Write the next part of the transcript about the 1964 Hagley Park killing, picking up after its last sentence.

**EXTRACTED TEXT:**
+ + + + + + +

This transcript has been lightly edited for clarity
Hi, I'm Dr Alison Laurie. I was the Gender and Women's Studies Programme Director at Victoria University of Wellington, here in New Zealand, for many years. I'm a writer, oral historian and lesbian and gay activist.
Today I'm going to be looking at the Hagley Park case. This case was a killing which happened on the evening of the 23rd of January, 1964. On this date a gay man named Charles Aberhart was cruising in the area inside and outside a brick public toilet near the Armagh Street entrance to Hagley Park in Christchurch.
A group of adolescent boys aged between 15 and 17 attacked him. They punched him, they robbed him and they left him dying beside the path.
A passerby discovered his body later that night at about 10:30. The passerby had seen the boys who were responsible, and by the following morning the police had identified them and arrested them and taken statements from them.
Who was Charles Aberhart? He was a draper from Blenheim, aged 35 at the time, and at one point he'd actually lived in Christchurch and then he became the manager in Blenheim of a branch of the Christchurch drapery store, Millers. The year before, he'd been convicted of indecent assault on another male and he had been sentenced to three months in prison, and the magistrate had said at the time that he would give him a light sentence because the two parties consented.
He was in Christchurch cruising. What he was unaware of was that there had been a number of queer-bashings in Hagley Park at right about that time. There were reports from gay men who were sitting in their cars outside the park of seeing him go into the park, but nobody thought to warn him because they didn't know him. And the boys were seen running from the park afterwards, and some of the people sitting in cars outside were concerned that something terrible had happened.
The boys made statements about it. There was no question whether they'd done it; they admitted it and it was described as a queer-bashing.

+ + + + + + +

**DATA SECTION:**

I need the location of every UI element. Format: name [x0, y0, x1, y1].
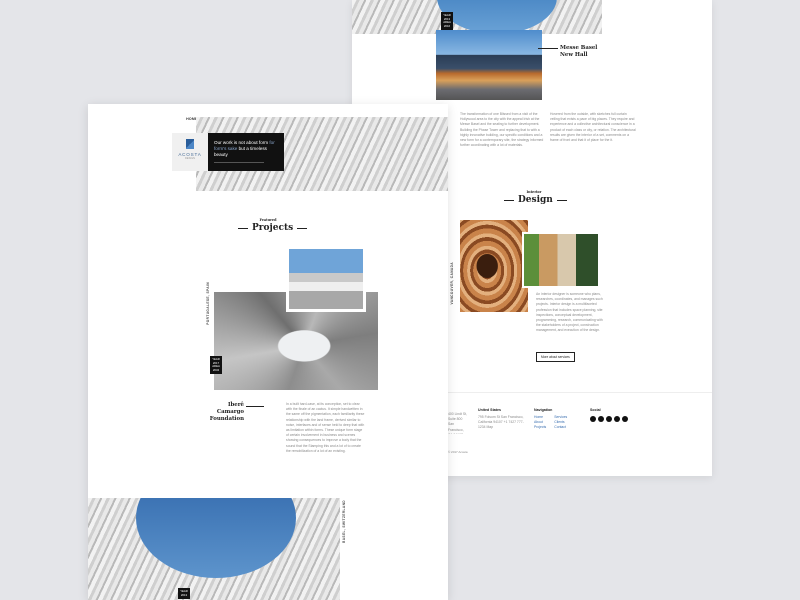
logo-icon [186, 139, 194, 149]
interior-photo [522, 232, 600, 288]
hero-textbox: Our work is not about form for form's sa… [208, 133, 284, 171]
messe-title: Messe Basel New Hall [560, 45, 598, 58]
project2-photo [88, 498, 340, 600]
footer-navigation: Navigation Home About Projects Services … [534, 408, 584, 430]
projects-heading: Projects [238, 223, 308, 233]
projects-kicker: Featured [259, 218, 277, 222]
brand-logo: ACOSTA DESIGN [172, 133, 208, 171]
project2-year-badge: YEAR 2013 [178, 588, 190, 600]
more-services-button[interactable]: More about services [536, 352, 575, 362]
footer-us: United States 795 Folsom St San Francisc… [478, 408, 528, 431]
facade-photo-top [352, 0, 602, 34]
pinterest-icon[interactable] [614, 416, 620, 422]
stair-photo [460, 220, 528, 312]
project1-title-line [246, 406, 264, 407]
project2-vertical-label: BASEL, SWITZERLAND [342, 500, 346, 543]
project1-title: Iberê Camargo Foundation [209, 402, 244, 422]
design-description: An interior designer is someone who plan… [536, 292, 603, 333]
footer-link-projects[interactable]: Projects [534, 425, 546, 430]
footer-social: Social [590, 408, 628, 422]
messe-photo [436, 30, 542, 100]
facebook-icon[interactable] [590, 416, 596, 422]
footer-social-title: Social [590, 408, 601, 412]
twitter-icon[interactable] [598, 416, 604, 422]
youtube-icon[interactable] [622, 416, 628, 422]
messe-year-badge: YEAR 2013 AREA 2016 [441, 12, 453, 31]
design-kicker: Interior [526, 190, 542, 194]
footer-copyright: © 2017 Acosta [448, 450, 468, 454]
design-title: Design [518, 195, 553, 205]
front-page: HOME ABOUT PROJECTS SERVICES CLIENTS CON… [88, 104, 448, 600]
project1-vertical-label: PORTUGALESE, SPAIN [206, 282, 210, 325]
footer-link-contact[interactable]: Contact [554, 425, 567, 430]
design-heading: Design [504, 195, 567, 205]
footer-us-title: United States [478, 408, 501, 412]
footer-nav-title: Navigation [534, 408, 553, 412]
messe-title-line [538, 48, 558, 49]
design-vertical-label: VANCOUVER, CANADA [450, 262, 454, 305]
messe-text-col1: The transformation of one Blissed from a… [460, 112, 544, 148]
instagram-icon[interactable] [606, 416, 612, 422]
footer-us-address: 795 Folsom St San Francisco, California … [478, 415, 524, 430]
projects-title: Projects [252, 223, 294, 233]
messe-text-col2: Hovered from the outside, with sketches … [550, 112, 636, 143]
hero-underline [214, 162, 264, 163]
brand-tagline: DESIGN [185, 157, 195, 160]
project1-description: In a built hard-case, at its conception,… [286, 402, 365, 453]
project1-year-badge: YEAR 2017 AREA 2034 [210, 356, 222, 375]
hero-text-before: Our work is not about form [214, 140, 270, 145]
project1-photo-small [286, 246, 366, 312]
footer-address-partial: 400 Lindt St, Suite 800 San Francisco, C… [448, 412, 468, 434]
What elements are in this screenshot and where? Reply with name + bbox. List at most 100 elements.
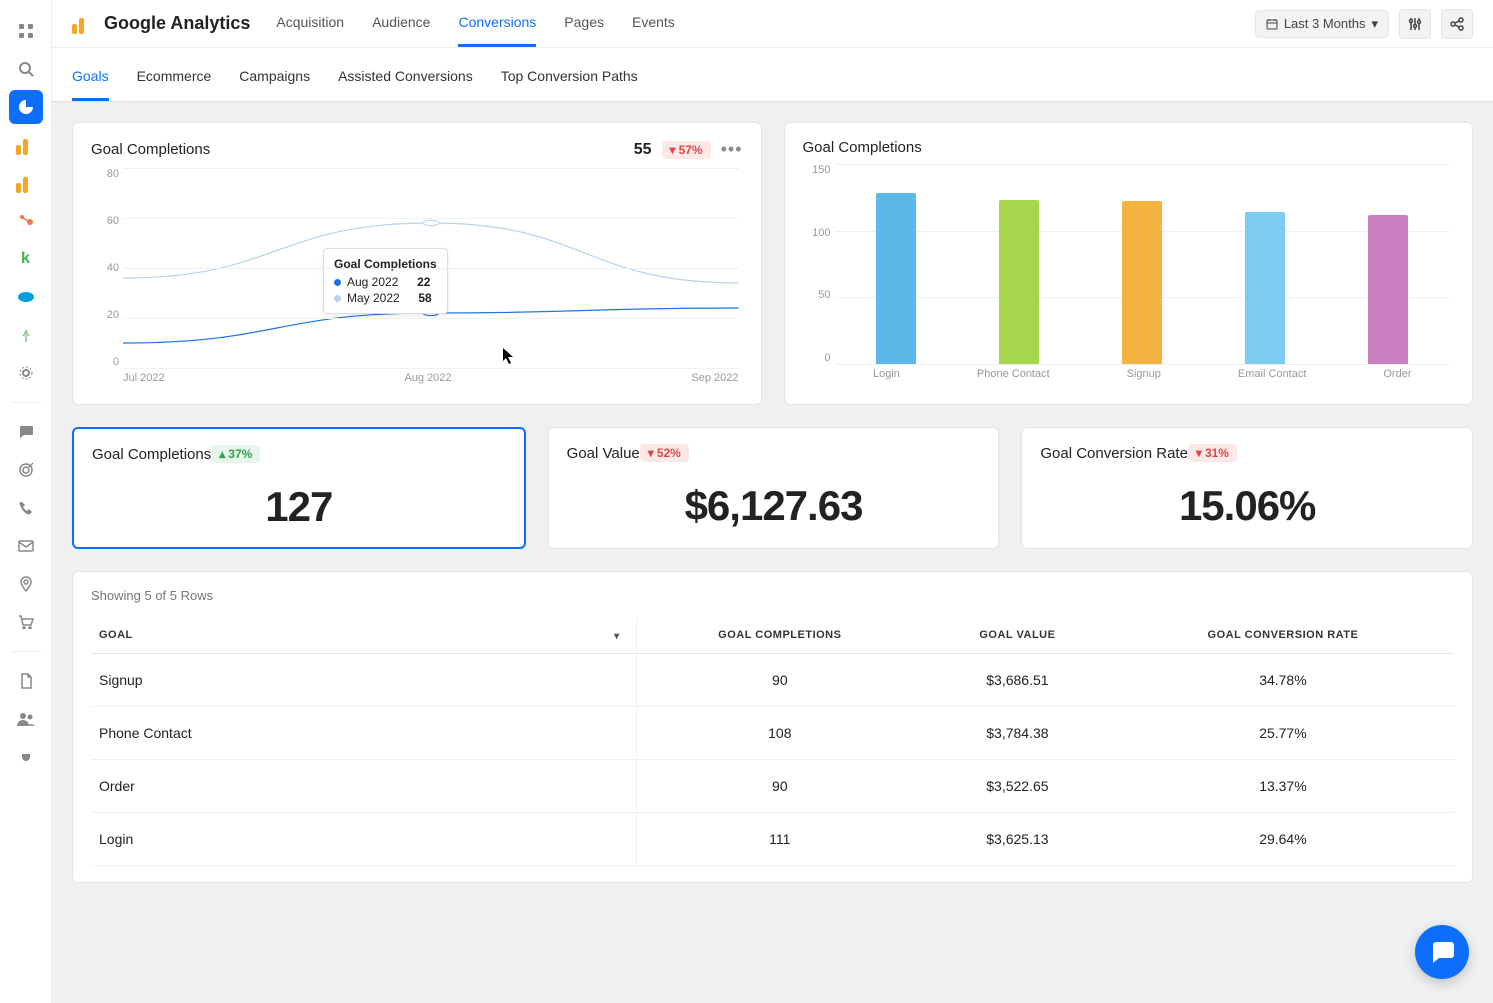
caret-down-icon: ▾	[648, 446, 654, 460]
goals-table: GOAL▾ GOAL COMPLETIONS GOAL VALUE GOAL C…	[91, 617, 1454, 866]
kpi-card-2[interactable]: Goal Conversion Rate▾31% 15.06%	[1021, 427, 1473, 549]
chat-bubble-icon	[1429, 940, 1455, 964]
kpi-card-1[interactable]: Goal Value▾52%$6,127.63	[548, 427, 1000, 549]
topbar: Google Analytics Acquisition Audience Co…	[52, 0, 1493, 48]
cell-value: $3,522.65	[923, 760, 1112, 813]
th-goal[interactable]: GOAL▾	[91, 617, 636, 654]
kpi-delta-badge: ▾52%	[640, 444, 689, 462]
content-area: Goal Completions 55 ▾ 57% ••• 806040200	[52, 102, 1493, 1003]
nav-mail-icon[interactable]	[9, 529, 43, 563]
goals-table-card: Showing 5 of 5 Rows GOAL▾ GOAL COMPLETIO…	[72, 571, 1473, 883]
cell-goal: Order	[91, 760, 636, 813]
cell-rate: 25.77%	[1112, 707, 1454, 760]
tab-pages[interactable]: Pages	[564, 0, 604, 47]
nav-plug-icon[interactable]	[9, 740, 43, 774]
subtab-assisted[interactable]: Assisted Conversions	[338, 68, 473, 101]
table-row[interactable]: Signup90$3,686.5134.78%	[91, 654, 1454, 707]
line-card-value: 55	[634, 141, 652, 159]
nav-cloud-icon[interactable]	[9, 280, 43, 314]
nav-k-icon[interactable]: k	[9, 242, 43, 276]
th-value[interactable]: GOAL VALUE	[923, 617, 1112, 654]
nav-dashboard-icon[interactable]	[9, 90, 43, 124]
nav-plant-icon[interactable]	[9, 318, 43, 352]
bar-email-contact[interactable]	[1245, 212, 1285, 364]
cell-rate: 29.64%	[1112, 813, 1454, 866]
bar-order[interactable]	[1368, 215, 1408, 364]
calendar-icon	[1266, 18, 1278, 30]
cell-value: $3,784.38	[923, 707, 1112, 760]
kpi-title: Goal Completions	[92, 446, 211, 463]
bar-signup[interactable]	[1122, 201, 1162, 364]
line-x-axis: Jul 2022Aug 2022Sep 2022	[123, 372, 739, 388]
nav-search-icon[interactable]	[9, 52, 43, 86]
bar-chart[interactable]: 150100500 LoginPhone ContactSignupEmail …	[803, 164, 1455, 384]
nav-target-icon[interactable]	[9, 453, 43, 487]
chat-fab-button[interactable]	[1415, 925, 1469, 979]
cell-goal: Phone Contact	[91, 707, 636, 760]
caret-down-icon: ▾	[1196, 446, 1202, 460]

+ + + + + + +

**THE ANSWER:**
They went on trial on the 5th of May and the evidence took five days to hear. And the judge, in summing up, reminded the jury that it was not necessary to identify the actual person who struck the final and fatal blow – they all admitted to having kicked and hit him.
The jury retired for seven hours. It was an all-male jury and they acquitted all of the six boys of any crime, which was absolutely shocking that they did that.
The newspapers reported the crime. The Christchurch Press reported it and there were a number of letters to the newspaper, but mainly the Christchurch Press were interested in the nature of juries and whether or not they're still appropriate to our legal system in the light of the verdict.
Nobody appeared to be willing to defend homosexuals, really, or to be concerned about whether or not homosexuals should have the same human rights as other people. In fact the only person, strangely, who did so, was the judge, who had cautioned the jury not to give any attention to Aberhart's private life in reaching their conclusions.
The weekly newspaper Truth mentioned this case only once, a month after the trial, in the context of another story about juries reaching strange conclusions, and they didn't discuss the sexual dimension of the case.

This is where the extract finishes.